───── EXTRACTED INFORMATION
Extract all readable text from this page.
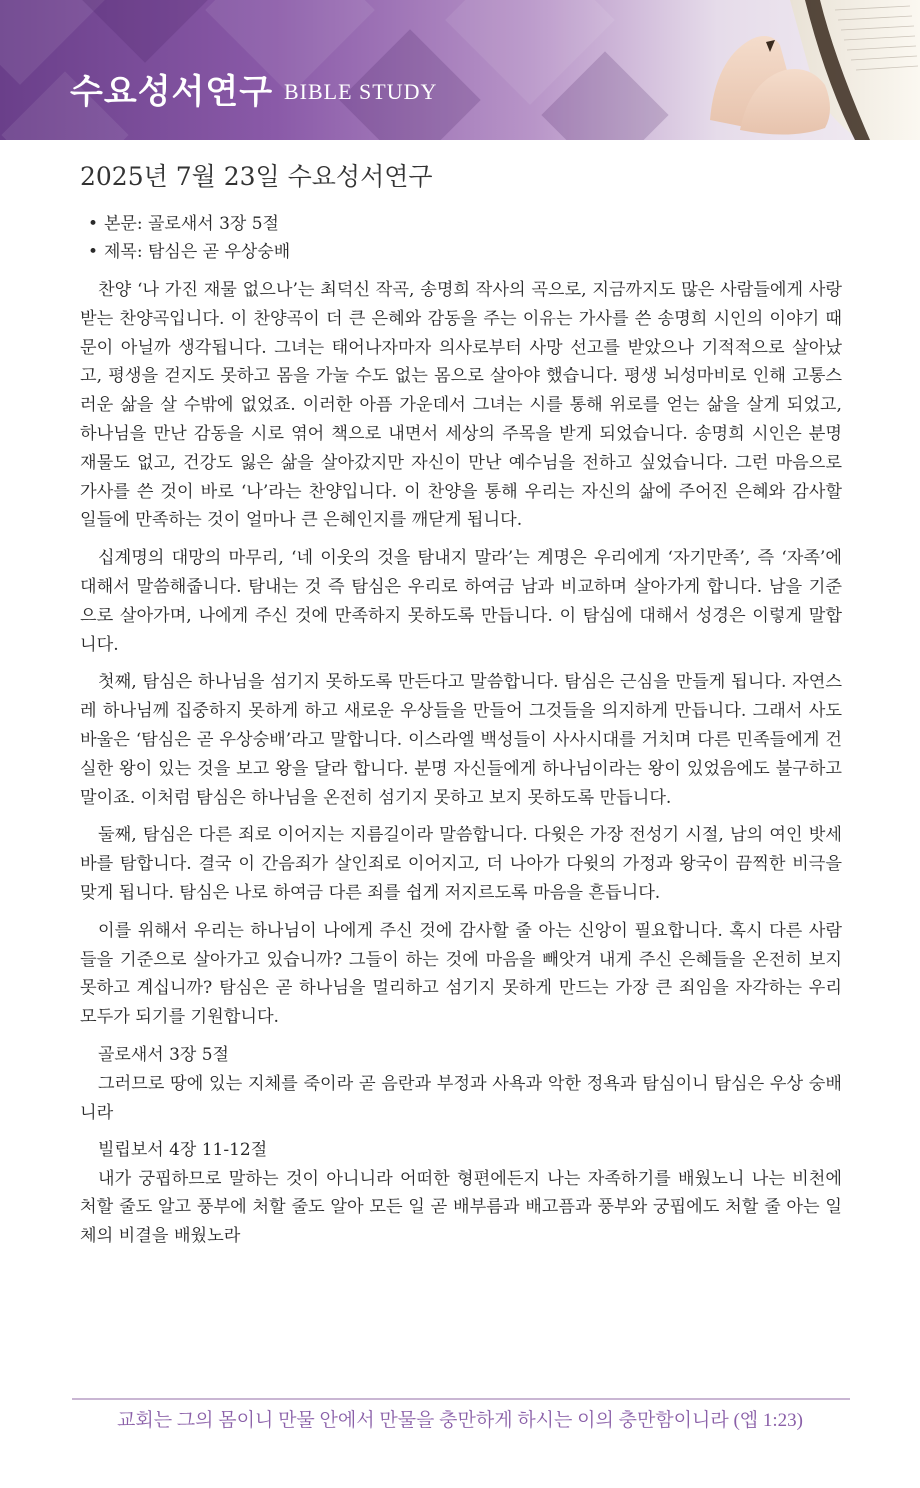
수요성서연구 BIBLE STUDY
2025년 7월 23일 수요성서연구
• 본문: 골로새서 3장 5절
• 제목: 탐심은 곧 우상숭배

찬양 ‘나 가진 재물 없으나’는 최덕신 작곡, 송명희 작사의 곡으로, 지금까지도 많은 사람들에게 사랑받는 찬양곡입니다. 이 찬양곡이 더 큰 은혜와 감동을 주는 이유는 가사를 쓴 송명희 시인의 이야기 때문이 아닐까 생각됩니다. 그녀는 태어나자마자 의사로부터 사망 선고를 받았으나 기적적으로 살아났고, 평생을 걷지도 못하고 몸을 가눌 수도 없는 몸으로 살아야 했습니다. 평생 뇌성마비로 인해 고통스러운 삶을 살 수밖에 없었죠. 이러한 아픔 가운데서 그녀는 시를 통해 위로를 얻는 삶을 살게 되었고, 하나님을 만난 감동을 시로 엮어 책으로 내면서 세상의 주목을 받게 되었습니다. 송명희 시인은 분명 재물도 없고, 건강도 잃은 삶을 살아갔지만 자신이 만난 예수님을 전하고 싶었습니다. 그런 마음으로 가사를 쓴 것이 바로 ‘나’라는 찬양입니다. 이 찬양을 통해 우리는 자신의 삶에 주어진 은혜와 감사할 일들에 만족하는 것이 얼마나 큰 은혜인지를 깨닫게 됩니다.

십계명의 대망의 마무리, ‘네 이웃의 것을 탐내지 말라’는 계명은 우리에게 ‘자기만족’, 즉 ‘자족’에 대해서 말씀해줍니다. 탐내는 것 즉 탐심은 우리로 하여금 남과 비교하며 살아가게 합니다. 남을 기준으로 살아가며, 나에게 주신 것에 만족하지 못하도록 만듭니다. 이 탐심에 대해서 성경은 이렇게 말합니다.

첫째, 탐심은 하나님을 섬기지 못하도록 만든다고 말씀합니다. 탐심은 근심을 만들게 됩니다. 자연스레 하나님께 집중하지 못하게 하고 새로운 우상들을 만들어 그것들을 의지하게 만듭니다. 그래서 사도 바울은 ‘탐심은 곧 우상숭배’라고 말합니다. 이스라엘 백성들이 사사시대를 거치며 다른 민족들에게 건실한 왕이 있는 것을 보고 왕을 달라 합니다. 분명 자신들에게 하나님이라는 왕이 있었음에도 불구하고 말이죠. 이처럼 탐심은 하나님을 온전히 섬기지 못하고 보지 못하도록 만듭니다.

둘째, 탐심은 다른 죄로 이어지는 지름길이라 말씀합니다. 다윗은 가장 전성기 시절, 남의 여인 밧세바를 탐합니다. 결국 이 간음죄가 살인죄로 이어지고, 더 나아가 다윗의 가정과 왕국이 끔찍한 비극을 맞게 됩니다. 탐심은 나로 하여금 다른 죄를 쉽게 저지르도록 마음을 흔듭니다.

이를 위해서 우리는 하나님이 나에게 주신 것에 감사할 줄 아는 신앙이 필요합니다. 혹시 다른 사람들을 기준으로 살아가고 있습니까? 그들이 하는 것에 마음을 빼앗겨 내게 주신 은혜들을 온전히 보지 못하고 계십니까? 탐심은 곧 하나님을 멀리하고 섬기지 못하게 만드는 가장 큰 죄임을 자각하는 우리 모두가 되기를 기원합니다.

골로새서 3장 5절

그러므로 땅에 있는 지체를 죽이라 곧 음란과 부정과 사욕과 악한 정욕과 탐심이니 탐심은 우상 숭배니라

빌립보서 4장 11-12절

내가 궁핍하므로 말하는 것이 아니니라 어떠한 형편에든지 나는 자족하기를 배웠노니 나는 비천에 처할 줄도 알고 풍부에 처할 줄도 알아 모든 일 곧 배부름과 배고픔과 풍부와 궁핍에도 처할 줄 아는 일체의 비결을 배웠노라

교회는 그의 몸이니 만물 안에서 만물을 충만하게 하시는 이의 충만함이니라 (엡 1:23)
──────────
───── EXTRACTED INFORMATION
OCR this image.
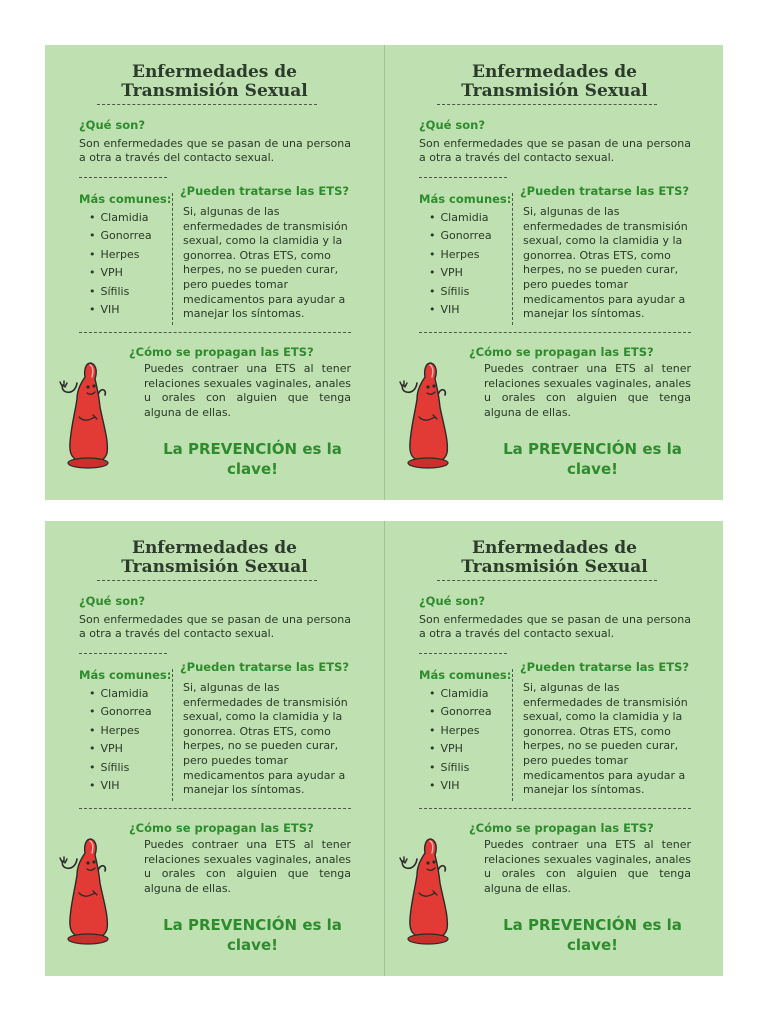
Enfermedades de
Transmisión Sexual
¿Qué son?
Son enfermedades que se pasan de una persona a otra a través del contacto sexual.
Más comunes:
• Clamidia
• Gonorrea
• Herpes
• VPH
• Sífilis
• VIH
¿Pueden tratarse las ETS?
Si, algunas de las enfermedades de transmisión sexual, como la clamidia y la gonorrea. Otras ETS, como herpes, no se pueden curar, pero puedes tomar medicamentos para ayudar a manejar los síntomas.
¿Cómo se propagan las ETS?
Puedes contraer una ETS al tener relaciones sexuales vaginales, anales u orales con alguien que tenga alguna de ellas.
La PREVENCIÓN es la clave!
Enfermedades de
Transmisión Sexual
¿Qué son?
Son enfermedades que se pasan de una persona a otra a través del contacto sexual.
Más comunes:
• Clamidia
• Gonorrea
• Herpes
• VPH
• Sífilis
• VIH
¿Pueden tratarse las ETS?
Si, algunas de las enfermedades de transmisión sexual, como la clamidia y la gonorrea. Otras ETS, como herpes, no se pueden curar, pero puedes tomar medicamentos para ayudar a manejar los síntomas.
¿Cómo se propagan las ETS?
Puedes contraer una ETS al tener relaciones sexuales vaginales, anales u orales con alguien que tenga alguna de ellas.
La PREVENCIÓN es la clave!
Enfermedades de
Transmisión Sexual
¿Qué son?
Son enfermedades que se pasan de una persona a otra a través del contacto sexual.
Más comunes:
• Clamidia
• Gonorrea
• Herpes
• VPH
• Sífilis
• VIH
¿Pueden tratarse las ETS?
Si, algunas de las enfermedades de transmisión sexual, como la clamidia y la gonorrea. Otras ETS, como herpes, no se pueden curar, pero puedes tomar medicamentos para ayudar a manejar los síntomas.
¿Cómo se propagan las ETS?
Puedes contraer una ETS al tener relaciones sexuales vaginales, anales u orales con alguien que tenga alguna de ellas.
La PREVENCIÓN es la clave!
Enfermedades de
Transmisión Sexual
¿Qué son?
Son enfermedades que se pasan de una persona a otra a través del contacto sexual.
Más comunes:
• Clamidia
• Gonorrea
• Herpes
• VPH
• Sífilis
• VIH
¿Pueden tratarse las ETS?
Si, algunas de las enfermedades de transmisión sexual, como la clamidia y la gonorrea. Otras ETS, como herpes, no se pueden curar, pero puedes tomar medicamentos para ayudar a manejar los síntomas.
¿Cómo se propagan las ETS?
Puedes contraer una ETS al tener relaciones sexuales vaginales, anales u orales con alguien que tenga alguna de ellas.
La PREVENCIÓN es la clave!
──────────
DESCRIPTION OF THE TASK :: Search the data for "기준으로". Copy every matching line.

FINISHED TASK ::
십계명의 대망의 마무리, ‘네 이웃의 것을 탐내지 말라’는 계명은 우리에게 ‘자기만족’, 즉 ‘자족’에 대해서 말씀해줍니다. 탐내는 것 즉 탐심은 우리로 하여금 남과 비교하며 살아가게 합니다. 남을 기준으로 살아가며, 나에게 주신 것에 만족하지 못하도록 만듭니다. 이 탐심에 대해서 성경은 이렇게 말합니다.
이를 위해서 우리는 하나님이 나에게 주신 것에 감사할 줄 아는 신앙이 필요합니다. 혹시 다른 사람들을 기준으로 살아가고 있습니까? 그들이 하는 것에 마음을 빼앗겨 내게 주신 은혜들을 온전히 보지 못하고 계십니까? 탐심은 곧 하나님을 멀리하고 섬기지 못하게 만드는 가장 큰 죄임을 자각하는 우리 모두가 되기를 기원합니다.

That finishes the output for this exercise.